STATED EXERCISE >>
Find how many lines in the data below mention "être". Give the number only.

(Entries taken from a collection)
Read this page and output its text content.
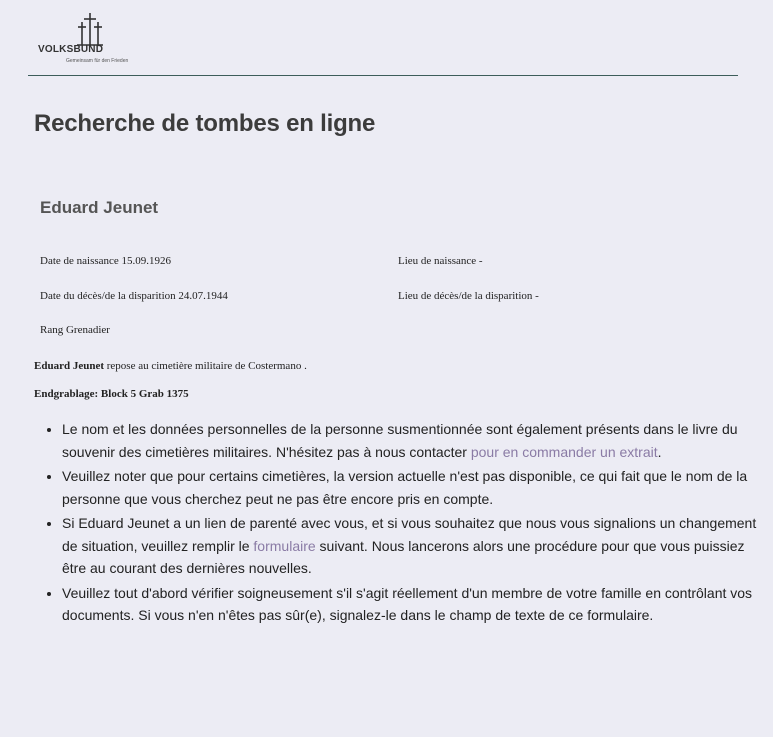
VOLKSBUND
Gemeinsam für den Frieden
Recherche de tombes en ligne
Eduard Jeunet
Date de naissance 15.09.1926	Lieu de naissance -
Date du décès/de la disparition 24.07.1944	Lieu de décès/de la disparition -
Rang Grenadier
Eduard Jeunet repose au cimetière militaire de Costermano .
Endgrablage: Block 5 Grab 1375
• Le nom et les données personnelles de la personne susmentionnée sont également présents dans le livre du souvenir des cimetières militaires. N'hésitez pas à nous contacter pour en commander un extrait.
• Veuillez noter que pour certains cimetières, la version actuelle n'est pas disponible, ce qui fait que le nom de la personne que vous cherchez peut ne pas être encore pris en compte.
• Si Eduard Jeunet a un lien de parenté avec vous, et si vous souhaitez que nous vous signalions un changement de situation, veuillez remplir le formulaire suivant. Nous lancerons alors une procédure pour que vous puissiez être au courant des dernières nouvelles.
• Veuillez tout d'abord vérifier soigneusement s'il s'agit réellement d'un membre de votre famille en contrôlant vos documents. Si vous n'en n'êtes pas sûr(e), signalez-le dans le champ de texte de ce formulaire.
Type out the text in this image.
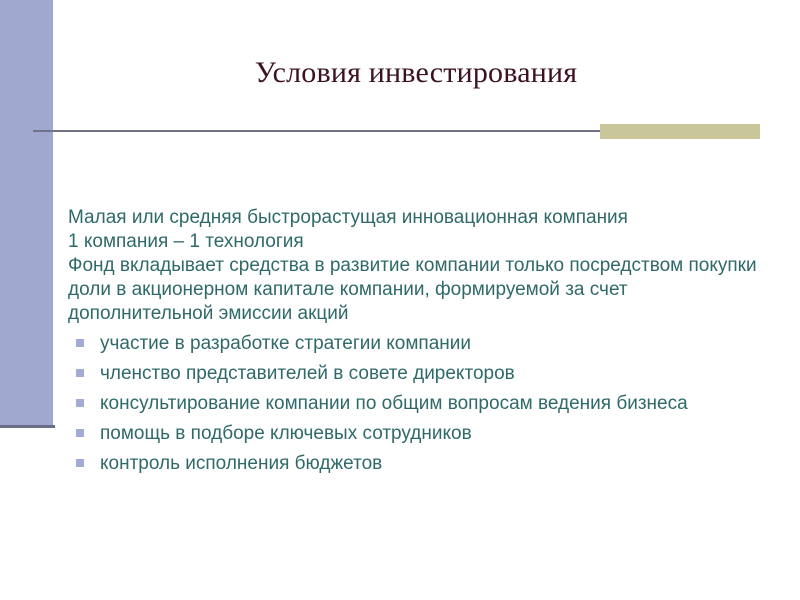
Условия инвестирования

Малая или средняя быстрорастущая инновационная компания

1 компания – 1 технология

Фонд вкладывает средства в развитие компании только посредством покупки доли в акционерном капитале компании, формируемой за счет дополнительной эмиссии акций

участие в разработке стратегии компании
членство представителей в совете директоров
консультирование компании по общим вопросам ведения бизнеса
помощь в подборе ключевых сотрудников
контроль исполнения бюджетов
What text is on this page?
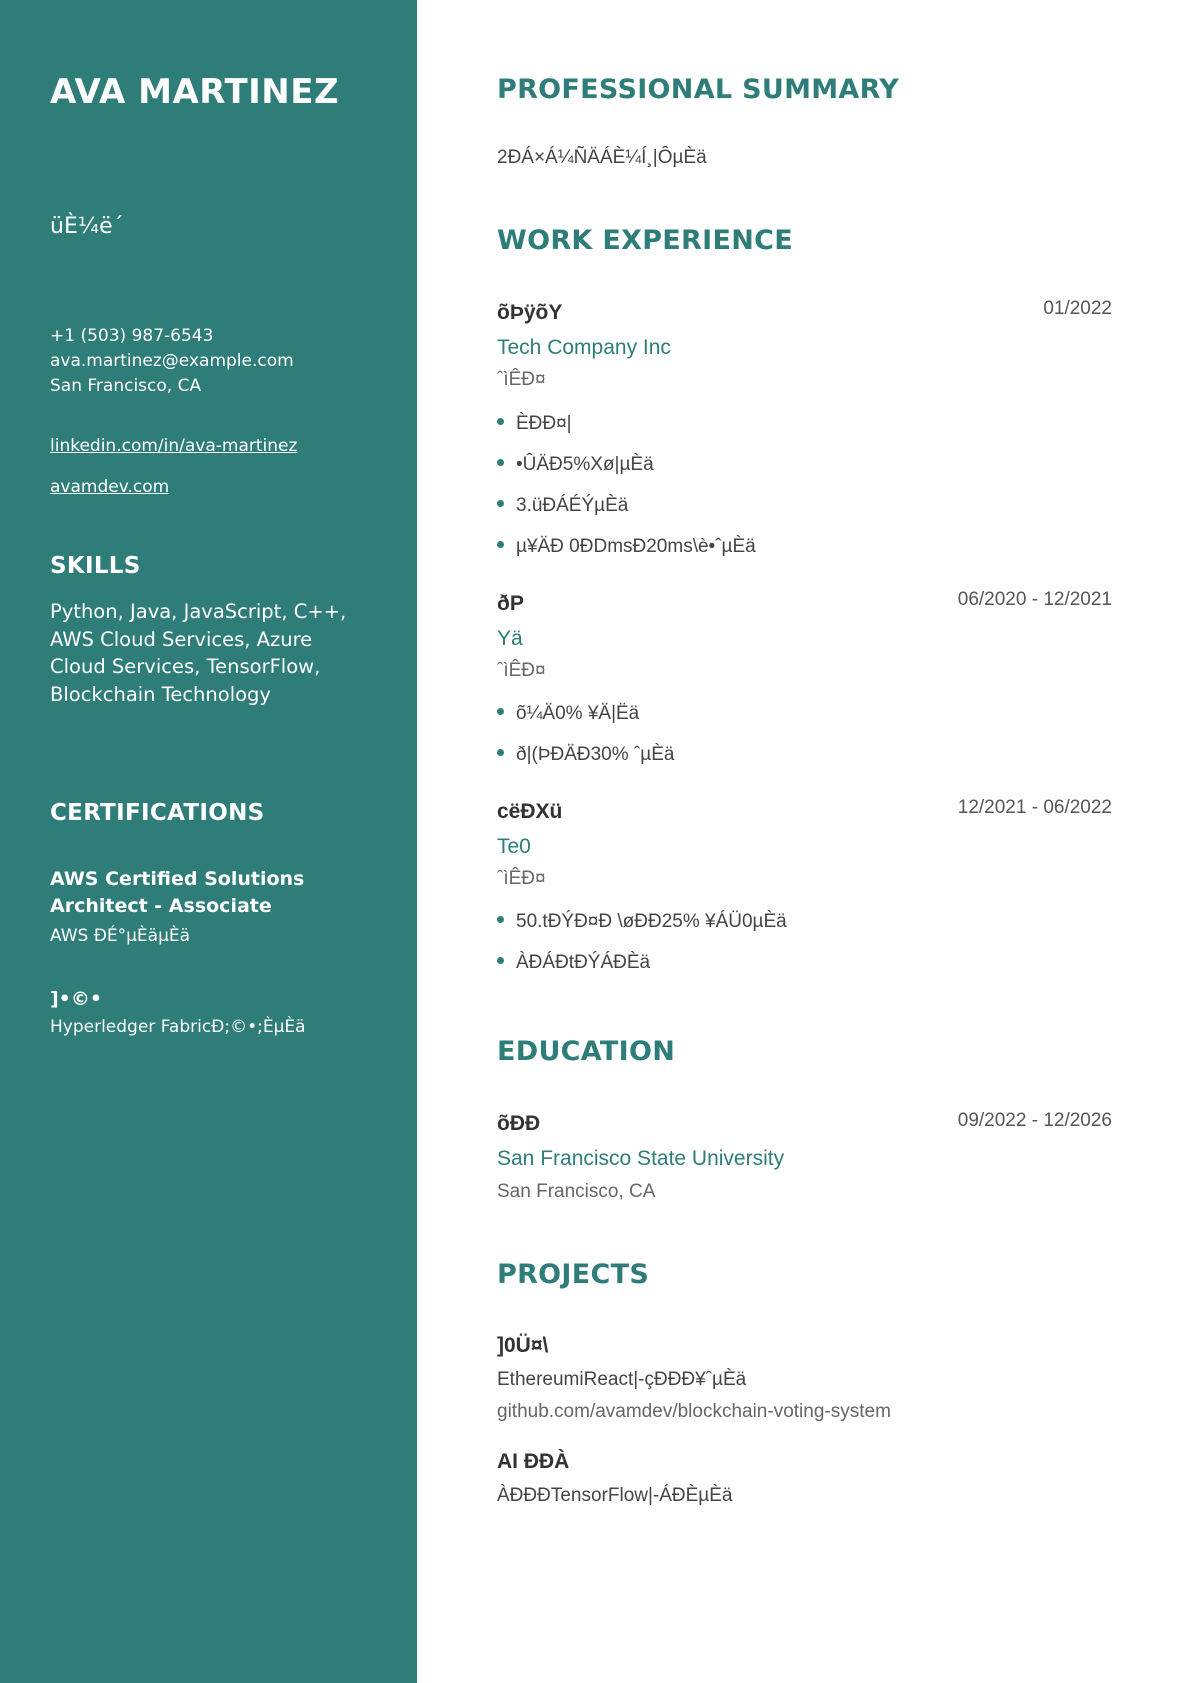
AVA MARTINEZ
üÈ¼ë´
+1 (503) 987-6543
ava.martinez@example.com
San Francisco, CA
linkedin.com/in/ava-martinez
avamdev.com
SKILLS
Python, Java, JavaScript, C++, AWS Cloud Services, Azure Cloud Services, TensorFlow, Blockchain Technology
CERTIFICATIONS
AWS Certified Solutions Architect - Associate
AWS ÐÉ°µÈäµÈä
]•©•
Hyperledger FabricÐ;©•;ÈµÈä
PROFESSIONAL SUMMARY
2ÐÁ×Á¼ÑÄÁÈ¼Í¸|ÔµÈä
WORK EXPERIENCE
õÞÿõY	01/2022
Tech Company Inc
ˆìÊÐ¤
ÈÐÐ¤|
•ÛÄÐ5%Xø|µÈä
3.üÐÁÉÝµÈä
µ¥ÄÐ 0ÐDmsÐ20ms\è•ˆµÈä
ðP	06/2020 - 12/2021
Yä
ˆìÊÐ¤
õ¼Ä0% ¥Ä|Ëä
ð|(ÞÐÄÐ30% ˆµÈä
cëÐXü	12/2021 - 06/2022
Te0
ˆìÊÐ¤
50.tÐÝÐ¤Ð \øÐÐ25% ¥ÁÜ0µÈä
ÀÐÁÐtÐÝÁÐÈä
EDUCATION
õÐÐ	09/2022 - 12/2026
San Francisco State University
San Francisco, CA
PROJECTS
]0Ü¤\
EthereumiReact|-çÐÐÐ¥ˆµÈä
github.com/avamdev/blockchain-voting-system
AI ÐÐÀ
ÀÐÐÐTensorFlow|-ÁÐÈµÈä
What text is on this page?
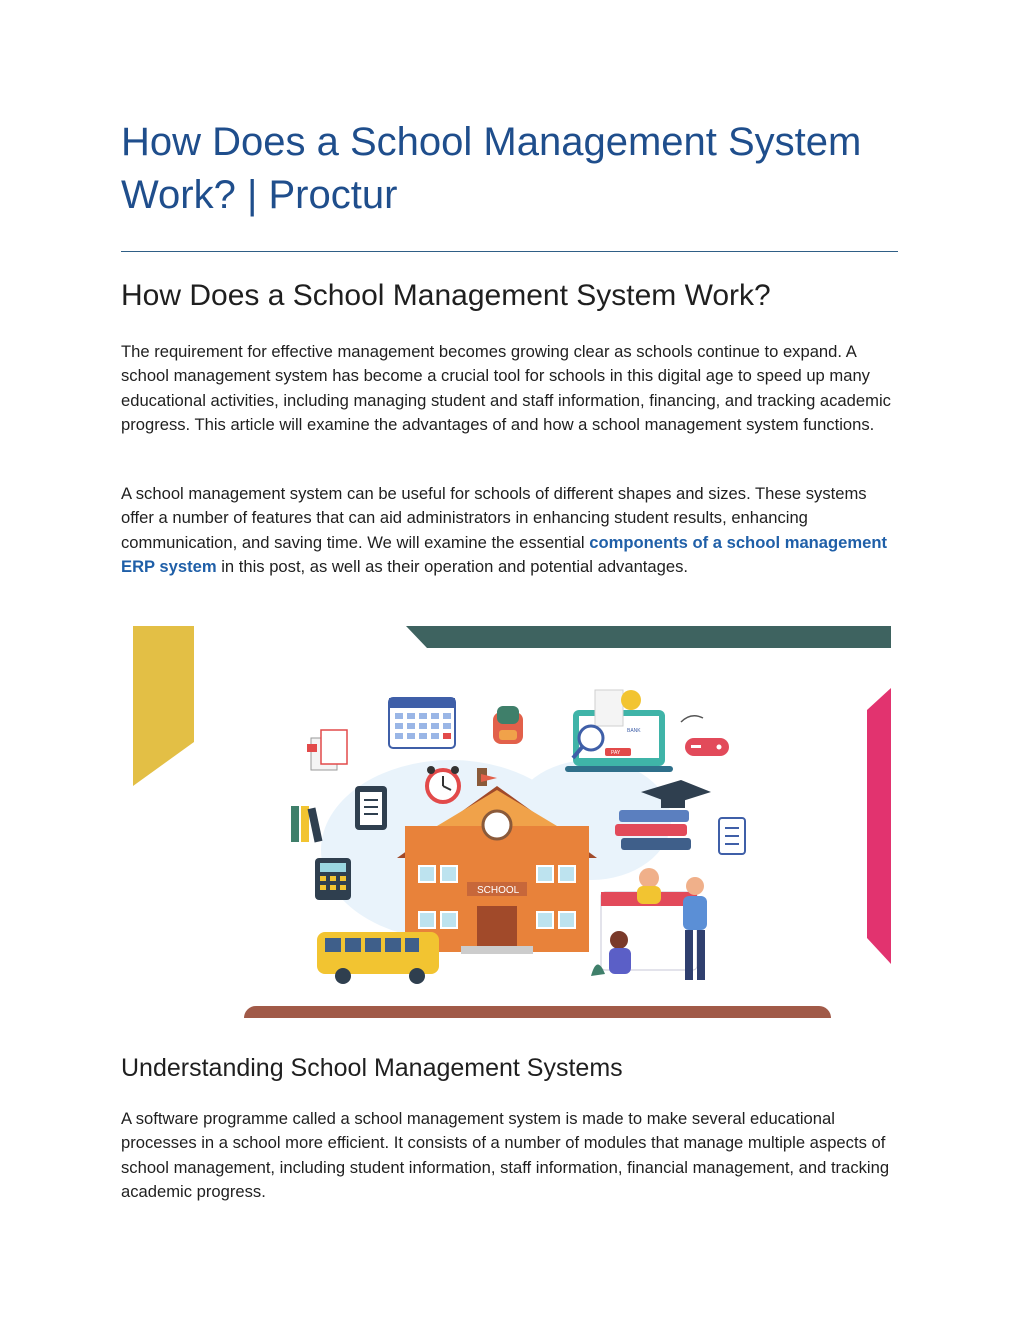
How Does a School Management System Work? | Proctur
How Does a School Management System Work?

The requirement for effective management becomes growing clear as schools continue to expand. A school management system has become a crucial tool for schools in this digital age to speed up many educational activities, including managing student and staff information, financing, and tracking academic progress. This article will examine the advantages of and how a school management system functions.

A school management system can be useful for schools of different shapes and sizes. These systems offer a number of features that can aid administrators in enhancing student results, enhancing communication, and saving time. We will examine the essential components of a school management ERP system in this post, as well as their operation and potential advantages.

BANK
PAY
SCHOOL
Understanding School Management Systems

A software programme called a school management system is made to make several educational processes in a school more efficient. It consists of a number of modules that manage multiple aspects of school management, including student information, staff information, financial management, and tracking academic progress.
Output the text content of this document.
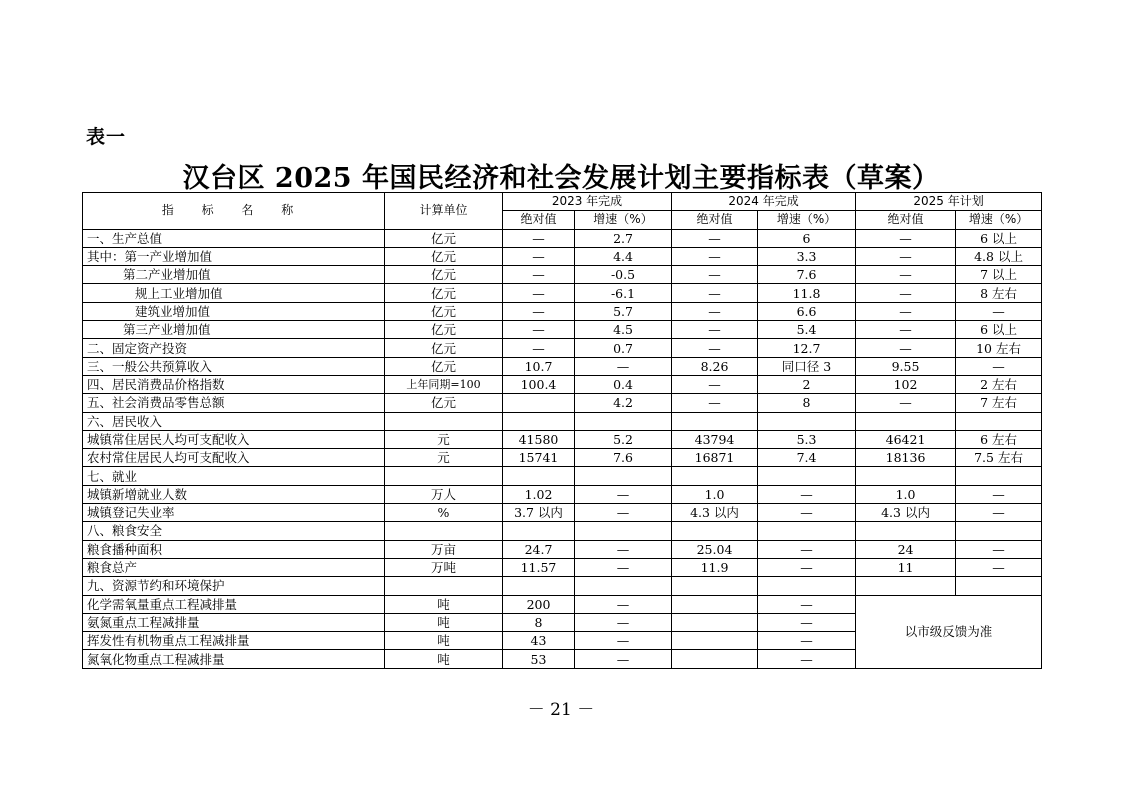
表一
汉台区 2025 年国民经济和社会发展计划主要指标表（草案）
指 标 名 称	计算单位	2023 年完成		2024 年完成		2025 年计划	
		绝对值	增速（%）	绝对值	增速（%）	绝对值	增速（%）
一、生产总值	亿元	—	2.7	—	6	—	6 以上
其中：第一产业增加值	亿元	—	4.4	—	3.3	—	4.8 以上
第二产业增加值	亿元	—	-0.5	—	7.6	—	7 以上
规上工业增加值	亿元	—	-6.1	—	11.8	—	8 左右
建筑业增加值	亿元	—	5.7	—	6.6	—	—
第三产业增加值	亿元	—	4.5	—	5.4	—	6 以上
二、固定资产投资	亿元	—	0.7	—	12.7	—	10 左右
三、一般公共预算收入	亿元	10.7	—	8.26	同口径 3	9.55	—
四、居民消费品价格指数	上年同期=100	100.4	0.4	—	2	102	2 左右
五、社会消费品零售总额	亿元		4.2	—	8	—	7 左右
六、居民收入							
城镇常住居民人均可支配收入	元	41580	5.2	43794	5.3	46421	6 左右
农村常住居民人均可支配收入	元	15741	7.6	16871	7.4	18136	7.5 左右
七、就业							
城镇新增就业人数	万人	1.02	—	1.0	—	1.0	—
城镇登记失业率	%	3.7 以内	—	4.3 以内	—	4.3 以内	—
八、粮食安全							
粮食播种面积	万亩	24.7	—	25.04	—	24	—
粮食总产	万吨	11.57	—	11.9	—	11	—
九、资源节约和环境保护							
化学需氧量重点工程减排量	吨	200	—		—	以市级反馈为准	
氨氮重点工程减排量	吨	8	—		—		
挥发性有机物重点工程减排量	吨	43	—		—		
氮氧化物重点工程减排量	吨	53	—		—		
－ 21 －
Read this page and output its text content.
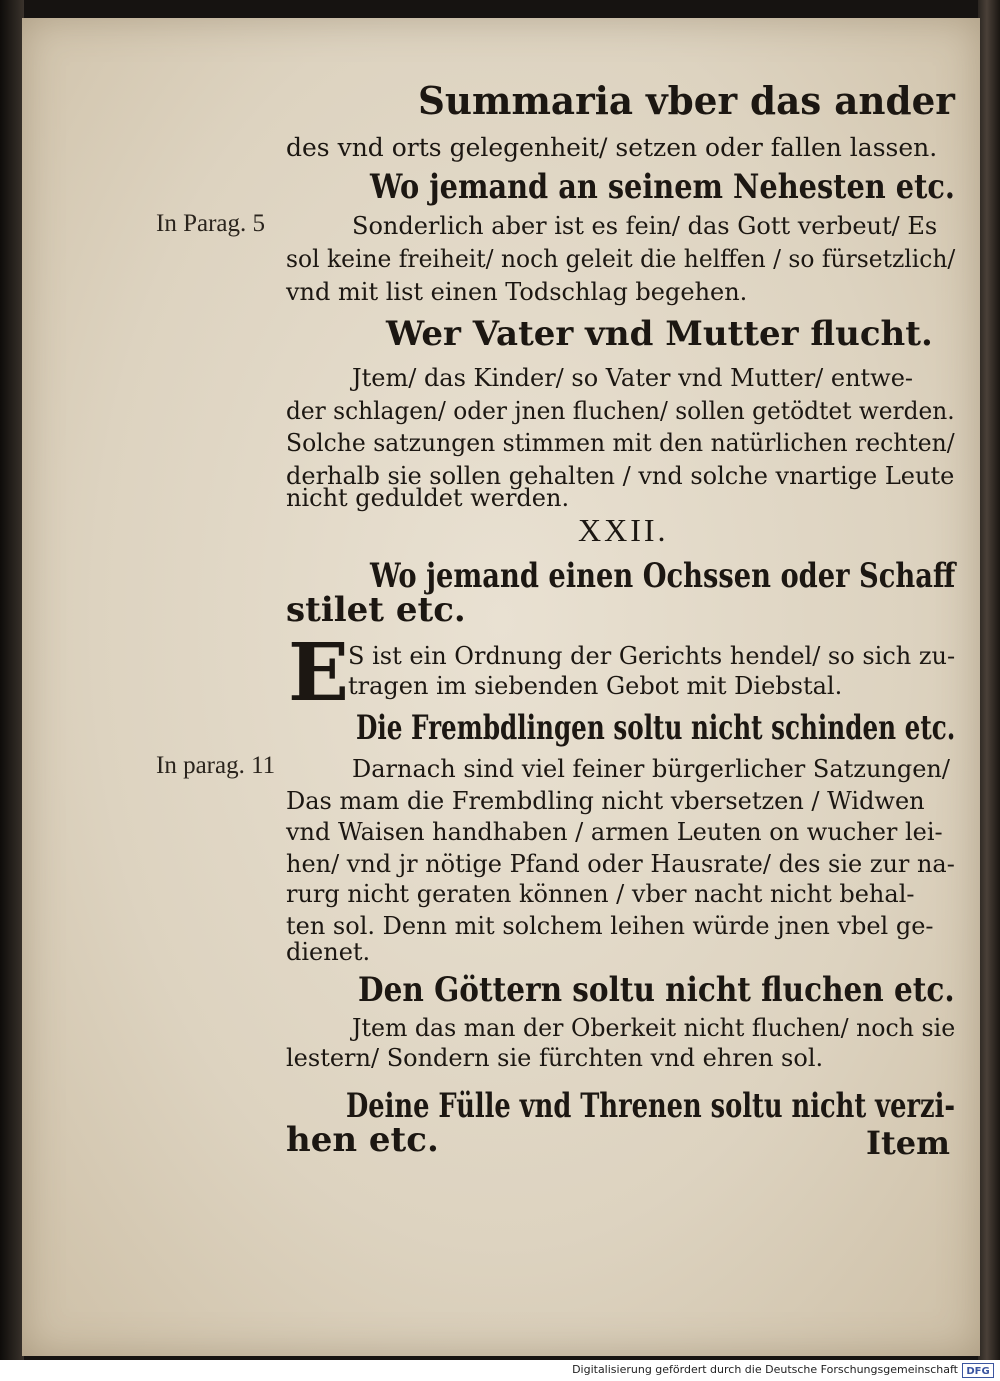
Summaria vber das ander
des vnd orts gelegenheit/ setzen oder fallen lassen.
Wo jemand an seinem Nehesten etc.
In Parag. 5	Sonderlich aber ist es fein/ das Gott verbeut/ Es
sol keine freiheit/ noch geleit die helffen / so fürsetzlich/
vnd mit list einen Todschlag begehen.
Wer Vater vnd Mutter flucht.
Jtem/ das Kinder/ so Vater vnd Mutter/ entwe-
der schlagen/ oder jnen fluchen/ sollen getödtet werden.
Solche satzungen stimmen mit den natürlichen rechten/
derhalb sie sollen gehalten / vnd solche vnartige Leute
nicht geduldet werden.
XXII.
Wo jemand einen Ochssen oder Schaff
stilet etc.
E S ist ein Ordnung der Gerichts hendel/ so sich zu-
tragen im siebenden Gebot mit Diebstal.
Die Frembdlingen soltu nicht schinden etc.
In parag. 11	Darnach sind viel feiner bürgerlicher Satzungen/
Das mam die Frembdling nicht vbersetzen / Widwen
vnd Waisen handhaben / armen Leuten on wucher lei-
hen/ vnd jr nötige Pfand oder Hausrate/ des sie zur na-
rurg nicht geraten können / vber nacht nicht behal-
ten sol. Denn mit solchem leihen würde jnen vbel ge-
dienet.
Den Göttern soltu nicht fluchen etc.
Jtem das man der Oberkeit nicht fluchen/ noch sie
lestern/ Sondern sie fürchten vnd ehren sol.
Deine Fülle vnd Threnen soltu nicht verzi-
hen etc.	Item
Digitalisierung gefördert durch die Deutsche Forschungsgemeinschaft DFG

THE COMPLETED TASK >>
2